• _EXERCISE AIM_
All of the records listed below should be retyped exactly.

• _DATA EXCERPTS_
··········

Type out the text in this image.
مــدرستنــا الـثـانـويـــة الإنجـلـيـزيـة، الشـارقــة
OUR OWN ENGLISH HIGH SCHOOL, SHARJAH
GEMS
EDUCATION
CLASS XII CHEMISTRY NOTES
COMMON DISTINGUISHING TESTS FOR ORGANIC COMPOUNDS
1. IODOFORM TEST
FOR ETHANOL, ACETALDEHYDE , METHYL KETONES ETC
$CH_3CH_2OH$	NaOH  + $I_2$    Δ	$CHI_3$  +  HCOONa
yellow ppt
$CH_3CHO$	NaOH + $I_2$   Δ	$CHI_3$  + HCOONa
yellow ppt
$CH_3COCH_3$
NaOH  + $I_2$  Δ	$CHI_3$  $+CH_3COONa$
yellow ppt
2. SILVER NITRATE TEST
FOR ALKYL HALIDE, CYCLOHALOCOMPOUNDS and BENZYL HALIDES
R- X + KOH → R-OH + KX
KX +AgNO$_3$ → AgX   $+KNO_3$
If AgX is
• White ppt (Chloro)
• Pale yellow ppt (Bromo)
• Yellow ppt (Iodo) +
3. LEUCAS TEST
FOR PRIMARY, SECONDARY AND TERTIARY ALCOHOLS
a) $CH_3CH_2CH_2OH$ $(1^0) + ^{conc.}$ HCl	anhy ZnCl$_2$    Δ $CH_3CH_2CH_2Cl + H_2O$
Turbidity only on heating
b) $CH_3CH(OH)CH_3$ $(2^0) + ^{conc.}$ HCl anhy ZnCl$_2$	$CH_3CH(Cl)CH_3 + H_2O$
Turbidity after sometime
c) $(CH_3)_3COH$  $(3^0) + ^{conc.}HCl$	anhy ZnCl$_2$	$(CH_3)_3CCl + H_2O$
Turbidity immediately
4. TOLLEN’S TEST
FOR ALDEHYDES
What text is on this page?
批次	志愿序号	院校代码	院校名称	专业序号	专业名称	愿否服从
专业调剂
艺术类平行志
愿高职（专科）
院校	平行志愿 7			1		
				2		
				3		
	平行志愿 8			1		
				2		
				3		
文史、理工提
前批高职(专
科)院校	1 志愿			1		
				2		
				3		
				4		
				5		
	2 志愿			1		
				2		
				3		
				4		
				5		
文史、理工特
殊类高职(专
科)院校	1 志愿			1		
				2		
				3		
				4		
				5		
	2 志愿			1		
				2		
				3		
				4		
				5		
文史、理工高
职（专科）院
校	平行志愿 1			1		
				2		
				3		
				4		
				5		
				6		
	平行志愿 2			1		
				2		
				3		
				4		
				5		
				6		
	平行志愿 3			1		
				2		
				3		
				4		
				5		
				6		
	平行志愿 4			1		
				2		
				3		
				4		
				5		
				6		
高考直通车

··········

• _ANSWER TO THIS EXERCISE_
Type out the text in this image.
مــدرستنــا الـثـانـويـــة الإنجـلـيـزيـة، الشـارقــة
OUR OWN ENGLISH HIGH SCHOOL, SHARJAH
GEMS
EDUCATION
CLASS XII CHEMISTRY NOTES
COMMON DISTINGUISHING TESTS FOR ORGANIC COMPOUNDS
1. IODOFORM TEST
FOR ETHANOL, ACETALDEHYDE , METHYL KETONES ETC
$CH_3CH_2OH$	NaOH  + $I_2$    Δ	$CHI_3$  +  HCOONa
yellow ppt
$CH_3CHO$	NaOH + $I_2$   Δ	$CHI_3$  + HCOONa
yellow ppt
$CH_3COCH_3$
NaOH  + $I_2$  Δ	$CHI_3$  $+CH_3COONa$
yellow ppt
2. SILVER NITRATE TEST
FOR ALKYL HALIDE, CYCLOHALOCOMPOUNDS and BENZYL HALIDES
R- X + KOH → R-OH + KX
KX +AgNO$_3$ → AgX   $+KNO_3$
If AgX is
• White ppt (Chloro)
• Pale yellow ppt (Bromo)
• Yellow ppt (Iodo) +
3. LEUCAS TEST
FOR PRIMARY, SECONDARY AND TERTIARY ALCOHOLS
a) $CH_3CH_2CH_2OH$ $(1^0) + ^{conc.}$ HCl	anhy ZnCl$_2$    Δ $CH_3CH_2CH_2Cl + H_2O$
Turbidity only on heating
b) $CH_3CH(OH)CH_3$ $(2^0) + ^{conc.}$ HCl anhy ZnCl$_2$	$CH_3CH(Cl)CH_3 + H_2O$
Turbidity after sometime
c) $(CH_3)_3COH$  $(3^0) + ^{conc.}HCl$	anhy ZnCl$_2$	$(CH_3)_3CCl + H_2O$
Turbidity immediately
4. TOLLEN’S TEST
FOR ALDEHYDES
What text is on this page?
批次	志愿序号	院校代码	院校名称	专业序号	专业名称	愿否服从
专业调剂
艺术类平行志
愿高职（专科）
院校	平行志愿 7			1		
				2		
				3		
	平行志愿 8			1		
				2		
				3		
文史、理工提
前批高职(专
科)院校	1 志愿			1		
				2		
				3		
				4		
				5		
	2 志愿			1		
				2		
				3		
				4		
				5		
文史、理工特
殊类高职(专
科)院校	1 志愿			1		
				2		
				3		
				4		
				5		
	2 志愿			1		
				2		
				3		
				4		
				5		
文史、理工高
职（专科）院
校	平行志愿 1			1		
				2		
				3		
				4		
				5		
				6		
	平行志愿 2			1		
				2		
				3		
				4		
				5		
				6		
	平行志愿 3			1		
				2		
				3		
				4		
				5		
				6		
	平行志愿 4			1		
				2		
				3		
				4		
				5		
				6		
高考直通车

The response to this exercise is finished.